日本翻訳連盟(JTF)

日本通訳翻訳学会第16回大会

日本通訳翻訳学会第16回大会

開催日:2015年9月12日~13日

会場:青山学院大学               

報告者:(株)翻訳センター 三宅理恵

 
日本通訳翻訳学会の今年の大会は東京の青山学院大学で開催されました。
本報告では、大会の最初のシンポジウムの内容、および多種多様な研究発表から、翻訳業界の皆様に特にご関心をお持ちいただけると思われる(河野編集長のチョイスによる)2つの発表についてまとめた報告を掲載致しますので、以下のリンクからご覧いただけましたら幸いです。 

シンポジウム
「歴代会長に聞く日本通訳翻訳学会の過去・現在・未来」:

初代会長 近藤正臣先生のご講演

第二代会長 鳥飼玖美子先生のご講演

第三代会長 船山仲他先生のご講演

研究発表からのピックアップ:

1.翻訳テクノロジーのeラーニング化の提案

発表者:山田優先生(関西大学)、立見みどり先生(立教大学)

2.エラーカテゴリーに基づく翻訳学習者の学習過程における習熟度の分析

発表者:山本真佑花氏(神戸女学院大学大学院 博士前期課程2年)、田辺希久子氏(神戸女学院大学)、藤田篤氏(情報通信研究機構)
 
以下、大会全体について、報告者による個人的な感想を交えながらレポートさせていただきます。大会の雰囲気や、研究発表の多様さが皆様に伝わりましたら幸いです。
 
報告者にとって、日本通訳翻訳学会に参加するのははじめてでした。
翻訳のお話も通訳のお話も聴けるということは大変な魅力であり、もともと個人的に興味があったこともあり、とても有意義な二日間でした。

シンポジウムについて

シンポジウムは、非常に印象的な内容でした。
日本通訳翻訳学会の歴代の会長の方々による、学会の歴史についてのお話では、かつて日本における通訳の位置づけがどのようなものであったか、そしてどのような形で通訳研究を発展させ、学会を立ち上げたか、そしてどのように学会を運営して発展させてきたか、という詳細な流れを知るとともに、通訳研究の入門となるお話を伺うことができました。
────────────────────────────────────────
> [課題一覧]:
a) 大会報告によると、日本通訳翻訳学会第16回大会の会場はどこか。
b) 日本通訳翻訳学会第16回大会の報告を、最後の文の後から書き継げ。

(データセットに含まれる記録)
────────────────────────────────────────
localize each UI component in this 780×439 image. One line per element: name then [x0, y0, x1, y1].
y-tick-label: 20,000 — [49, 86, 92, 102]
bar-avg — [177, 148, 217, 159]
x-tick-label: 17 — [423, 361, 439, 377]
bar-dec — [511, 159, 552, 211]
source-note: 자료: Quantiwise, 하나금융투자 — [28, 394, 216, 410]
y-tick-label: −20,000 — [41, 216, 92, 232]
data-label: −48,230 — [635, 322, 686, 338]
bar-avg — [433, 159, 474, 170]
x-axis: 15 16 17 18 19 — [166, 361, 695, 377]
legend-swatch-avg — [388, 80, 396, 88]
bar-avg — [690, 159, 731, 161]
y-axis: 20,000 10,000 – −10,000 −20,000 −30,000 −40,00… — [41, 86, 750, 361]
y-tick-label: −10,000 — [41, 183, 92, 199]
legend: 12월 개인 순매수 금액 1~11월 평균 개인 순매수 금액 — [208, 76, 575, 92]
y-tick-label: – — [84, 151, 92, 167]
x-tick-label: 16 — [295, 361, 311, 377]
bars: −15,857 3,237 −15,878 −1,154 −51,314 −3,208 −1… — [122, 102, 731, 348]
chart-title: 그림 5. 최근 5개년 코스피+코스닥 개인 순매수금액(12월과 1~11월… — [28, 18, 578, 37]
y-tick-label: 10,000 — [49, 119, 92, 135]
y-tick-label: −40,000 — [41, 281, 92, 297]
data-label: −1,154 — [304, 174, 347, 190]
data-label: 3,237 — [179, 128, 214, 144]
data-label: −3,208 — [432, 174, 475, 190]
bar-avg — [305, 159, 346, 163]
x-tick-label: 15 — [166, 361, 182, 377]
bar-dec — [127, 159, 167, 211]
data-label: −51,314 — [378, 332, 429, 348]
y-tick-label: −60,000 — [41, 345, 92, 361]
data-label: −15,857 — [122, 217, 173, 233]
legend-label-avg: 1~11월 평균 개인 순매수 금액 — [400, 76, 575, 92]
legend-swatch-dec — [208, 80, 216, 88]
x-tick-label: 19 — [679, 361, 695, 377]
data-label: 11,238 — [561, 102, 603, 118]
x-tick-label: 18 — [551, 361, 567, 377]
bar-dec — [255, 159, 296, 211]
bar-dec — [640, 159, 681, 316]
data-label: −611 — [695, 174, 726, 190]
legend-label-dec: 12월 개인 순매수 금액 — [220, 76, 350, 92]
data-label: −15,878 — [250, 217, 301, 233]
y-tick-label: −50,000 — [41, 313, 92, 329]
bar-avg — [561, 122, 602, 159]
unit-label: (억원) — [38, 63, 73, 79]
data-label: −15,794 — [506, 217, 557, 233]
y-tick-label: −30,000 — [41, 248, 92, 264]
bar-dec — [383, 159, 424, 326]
────────────────────────────────────────
> [課題への解答]:
a) 青山学院大学である。

b)
初代会長 近藤正臣先生

近藤先生が、何も形がないところから、研究会をスタートさせ、それを継続し、正式に学会として発足させるためになさった努力は、並大抵のものではないと思います。重大なご病気を経験されながらもそれを克服し、お元気にご活躍になりながら、私どもに発足の経緯をお話くださいました。大変貴重な機会で、会場にいられるだけでも光栄なことでした。少々驚いたのは、国内外の様々な通訳のエキスパートのお名前も出てきたことです。ご自身が様々なことを成し遂げられても、教えてくれた人々、貢献してくれた人々のことを忘れずにいらっしゃるということはとても素晴らしいことです。また、多くの人たちとのネットワークがあってこそ、近藤先生は多くのことを成し遂げることがおできになったということなのかもしれません。
近藤先生は、報告記事の素案へも大変熱心に手を入れてくださり、ほぼ、近藤先生ご自身がお書きになった内容となっておりますので、そのまま掲載させていただきます。当日ご講演をお聴きになれなかった皆様にも、講演の様子が目に浮かぶような、臨場感のある素晴らしい文章です。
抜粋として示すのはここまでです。